### Selected extract
EX-4 4 exh_43.htm EXHIBIT 4.3
Exhibit 4.3
 
ARTICLES OF AMENDMENT
 
OF
 
INVESTORS TITLE COMPANY
 
The undersigned corporation hereby executes these Articles of Amendment for the purpose of amending its charter:
 
1. The name of the corporation is Investors Title Company.
 
2. The following amendment to the charter of the corporation was adopted by its shareholders on the 8th day of May, 1984, in the manner prescribed by law:
 
ARTICLE X                      
 
A. Except as set forth in paragraph B of this Article, the affirmative vote or consent of the holders of at least eighty percent (80%) or the outstanding shares of all classes of stock of the corporation, shall be required:
 
(i) for the adoption of any agreement for the merger or consolidation of the corporation or any subsidiary with or into any other person, firm, corporation or other entity, or
 
(ii) to authorize any sale, lease, exchange, mortgage, pledge or other disposition of all or substantially all the property and assets of the corporation or any subsidiary, or
 
(iii) to authorize a sale, exchange or other disposition of all, or substantially all, the property and assets of the corporation or any subsidiary in exchange for shares of another corporation, or
 
(iv) to authorize the issuance or transfer by the corporation of any securities of the corporation in exchange for the securities of any other corporation, or
 
(v) to authorize plan of liquidation or dissolution of the corporation or any subsidiary.
 
B. The provisions of paragraph A of this Article shall not be applicable to any transaction described therein if such transaction is approved by the affirmative vote of at least seventy-five percent (75%) of the entire Board of Directors.
 
ARTICLE XI                                
 
A. For purposes of this Article XI, the term “Affiliate” shall mean any person, corporation or entity which owns, of record or beneficially, directly or indirectly (including the right to acquire pursuant to any agreement or upon exercise of conversion rights, warrants or options, or otherwise), more than five percent (5%) of the corporation’s outstanding voting securities.  In determining the number of shares owned by any person, corporation or other entity for the purpose of this paragraph, there shall be included all shares owned, of record or beneficially, directly or indirectly (including the right to acquire pursuant to any agreement or upon exercise of conversion rights, warrants or options, or otherwise), by any person, corporation or entity controlling, controlled by, under common control with, or acting in concert with or under an agreement or understanding with, such person, corporation or other entity.

### Extracted data
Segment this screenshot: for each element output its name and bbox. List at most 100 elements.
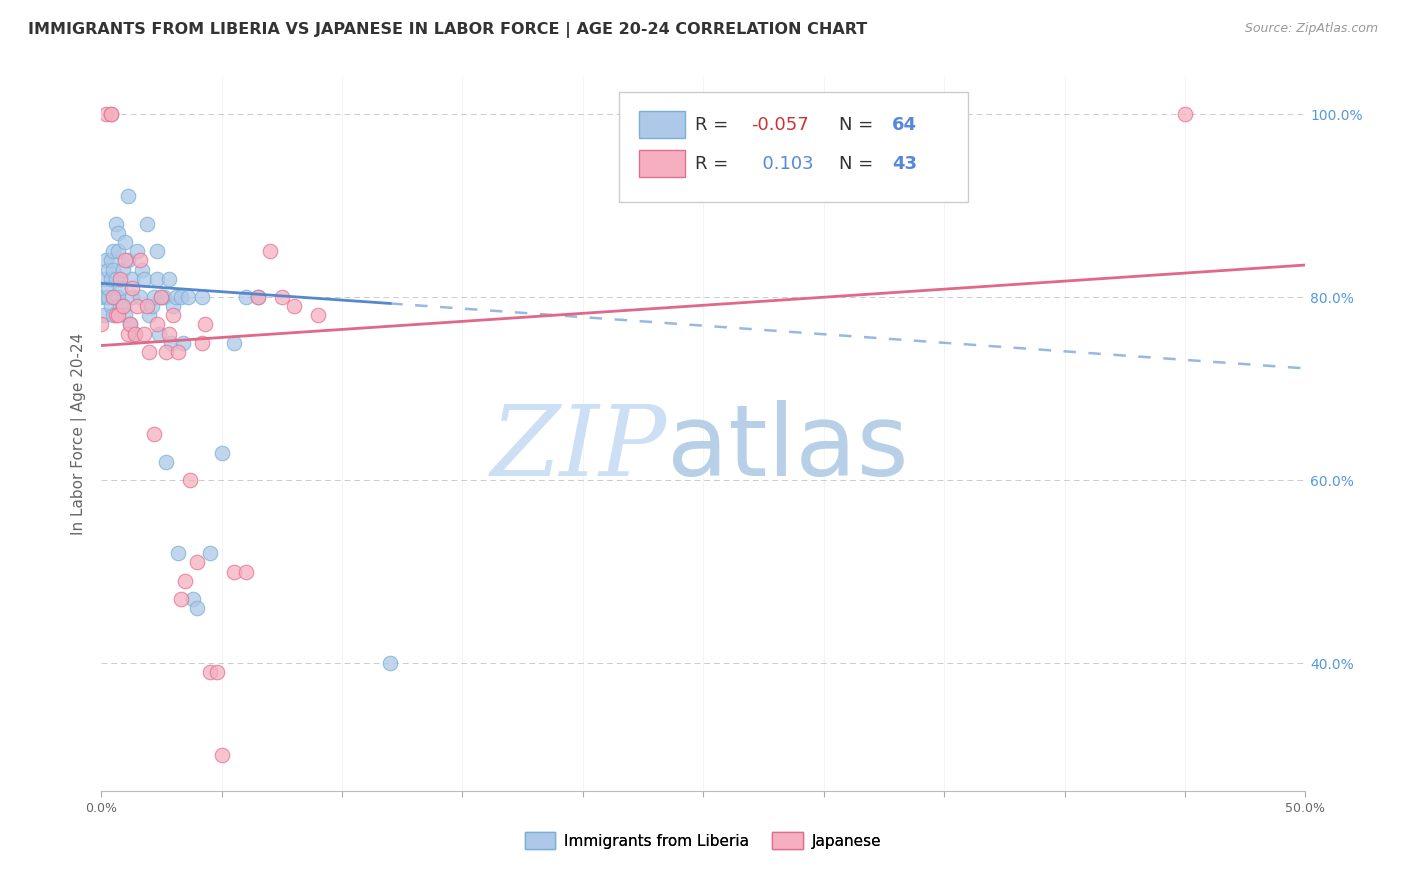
Point	[135, 299, 157, 313]
Point	[307, 309, 329, 323]
Point	[117, 253, 139, 268]
Point	[246, 290, 269, 304]
Point	[150, 290, 173, 304]
Legend: Immigrants from Liberia, Japanese: Immigrants from Liberia, Japanese	[519, 826, 887, 855]
Point	[165, 290, 187, 304]
Text: R =: R =	[695, 116, 734, 135]
Point	[150, 290, 173, 304]
Text: -0.057: -0.057	[751, 116, 810, 135]
Point	[283, 299, 305, 313]
Point	[110, 281, 132, 295]
Point	[246, 290, 269, 304]
Text: ZIP: ZIP	[491, 401, 666, 496]
Point	[198, 665, 221, 680]
Point	[145, 271, 167, 285]
Point	[107, 226, 129, 240]
Point	[121, 290, 143, 304]
Point	[222, 335, 245, 350]
Point	[157, 326, 180, 341]
Point	[127, 299, 149, 313]
Point	[177, 290, 200, 304]
Point	[104, 309, 127, 323]
Point	[222, 565, 245, 579]
Point	[101, 290, 124, 304]
Point	[179, 473, 201, 487]
Point	[110, 299, 132, 313]
Point	[160, 335, 183, 350]
Point	[138, 309, 160, 323]
Point	[167, 546, 190, 560]
Point	[124, 326, 146, 341]
Text: 43: 43	[893, 155, 917, 173]
Point	[155, 455, 177, 469]
Point	[198, 546, 221, 560]
Point	[121, 271, 143, 285]
Point	[117, 326, 139, 341]
Point	[174, 574, 197, 588]
Point	[235, 565, 257, 579]
Text: atlas: atlas	[666, 401, 908, 497]
Text: 0.103: 0.103	[751, 155, 814, 173]
Point	[134, 326, 156, 341]
Point	[107, 309, 129, 323]
Point	[104, 217, 127, 231]
Point	[131, 262, 153, 277]
Point	[117, 189, 139, 203]
Point	[157, 271, 180, 285]
Text: N =: N =	[839, 116, 879, 135]
FancyBboxPatch shape	[619, 92, 969, 202]
Point	[186, 601, 208, 615]
Point	[162, 299, 184, 313]
Point	[93, 271, 115, 285]
Point	[205, 665, 228, 680]
Point	[118, 318, 141, 332]
Point	[97, 281, 120, 295]
Point	[101, 262, 124, 277]
Point	[100, 107, 122, 121]
Point	[155, 345, 177, 359]
Point	[118, 318, 141, 332]
Point	[169, 290, 191, 304]
Point	[94, 290, 117, 304]
Point	[104, 290, 127, 304]
Text: 64: 64	[893, 116, 917, 135]
Point	[101, 309, 124, 323]
Point	[145, 244, 167, 259]
Point	[235, 290, 257, 304]
Point	[94, 107, 117, 121]
Point	[100, 107, 122, 121]
Text: N =: N =	[839, 155, 879, 173]
Point	[114, 253, 136, 268]
Point	[111, 299, 134, 313]
Point	[128, 290, 150, 304]
Point	[145, 318, 167, 332]
Point	[121, 281, 143, 295]
Point	[211, 445, 233, 459]
Point	[143, 427, 166, 442]
Point	[181, 592, 204, 607]
Point	[94, 253, 117, 268]
Point	[97, 290, 120, 304]
Point	[90, 290, 112, 304]
FancyBboxPatch shape	[640, 111, 685, 138]
Text: IMMIGRANTS FROM LIBERIA VS JAPANESE IN LABOR FORCE | AGE 20-24 CORRELATION CHART: IMMIGRANTS FROM LIBERIA VS JAPANESE IN L…	[28, 22, 868, 38]
Point	[378, 656, 401, 670]
Point	[194, 318, 217, 332]
Point	[100, 299, 122, 313]
Point	[100, 253, 122, 268]
Point	[211, 747, 233, 762]
Point	[135, 217, 157, 231]
Text: R =: R =	[695, 155, 734, 173]
Point	[97, 262, 120, 277]
Point	[270, 290, 292, 304]
Point	[111, 299, 134, 313]
Text: Source: ZipAtlas.com: Source: ZipAtlas.com	[1244, 22, 1378, 36]
Point	[111, 262, 134, 277]
Point	[104, 271, 127, 285]
Point	[107, 290, 129, 304]
Point	[128, 253, 150, 268]
Point	[143, 290, 166, 304]
Point	[148, 326, 170, 341]
Point	[114, 235, 136, 249]
Point	[167, 345, 190, 359]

### Requests
1. List every row that contains the string "Text", matching case exactly.
2. Continue the Investors Title Company articles of amendment from the point at which the passage ends.
The rows bear no relation to the charter amendment that precedes them.

### Responses per task
1.
Text: R =: R =	[695, 116, 734, 135]
Text: -0.057: -0.057	[751, 116, 810, 135]
Text: ZIP: ZIP	[491, 401, 666, 496]
Text: 43: 43	[893, 155, 917, 173]
Text: atlas: atlas	[666, 401, 908, 497]
Text: 0.103: 0.103	[751, 155, 814, 173]
Text: N =: N =	[839, 116, 879, 135]
Text: 64: 64	[893, 116, 917, 135]
Text: N =: N =	[839, 155, 879, 173]
Text: IMMIGRANTS FROM LIBERIA VS JAPANESE IN LABOR FORCE | AGE 20-24 CORRELATION CHART: IMMIGRANTS FROM LIBERIA VS JAPANESE IN L…	[28, 22, 868, 38]
Text: R =: R =	[695, 155, 734, 173]
Text: Source: ZipAtlas.com: Source: ZipAtlas.com	[1244, 22, 1378, 36]

2.
 
B. Any merger or consolidation of this corporation or any subsidiary of this corporation with any Affiliate, or any sale, lease, exchange, mortgage, pledge or other disposition of a substantial part of the assets of this corporation or any subsidiary of this corporation to any Affiliate, or any issuance of voting securities of this corporation or any subsidiary of this corporation in exchange or payment for the securities or assets of any Affiliate, or any recapitalization or reclassification of shares of any class of voting stock of this corporation or any merger or consolidation of this corporation with any subsidiary of this corporation which will have the effect, directly or indirectly, of increasing the proportionate share of the outstanding shares, of any class of equity or convertible securities of this corporation or any subsidiary of this corporation owned of record or beneficially by any Affiliate, or any merger or consolidation of this corporation with any subsidiary of this corporation after which the provisions of this Article XI and Article XIV of these Articles of Incorporation shall not appear in the Articles of Incorporation of the surviving entity, or any plan or proposal for the liquidation or dissolution of this corporation or any subsidiary of this corporation, may not be effected or approved by this corporation as a shareholder of any subsidiary of this corporation unless a meeting of the shareholders of this corporation is held to act thereon and there is obtained the approval of a percentage of all the votes entitled to be cast thereon of at least eighty percent (80%).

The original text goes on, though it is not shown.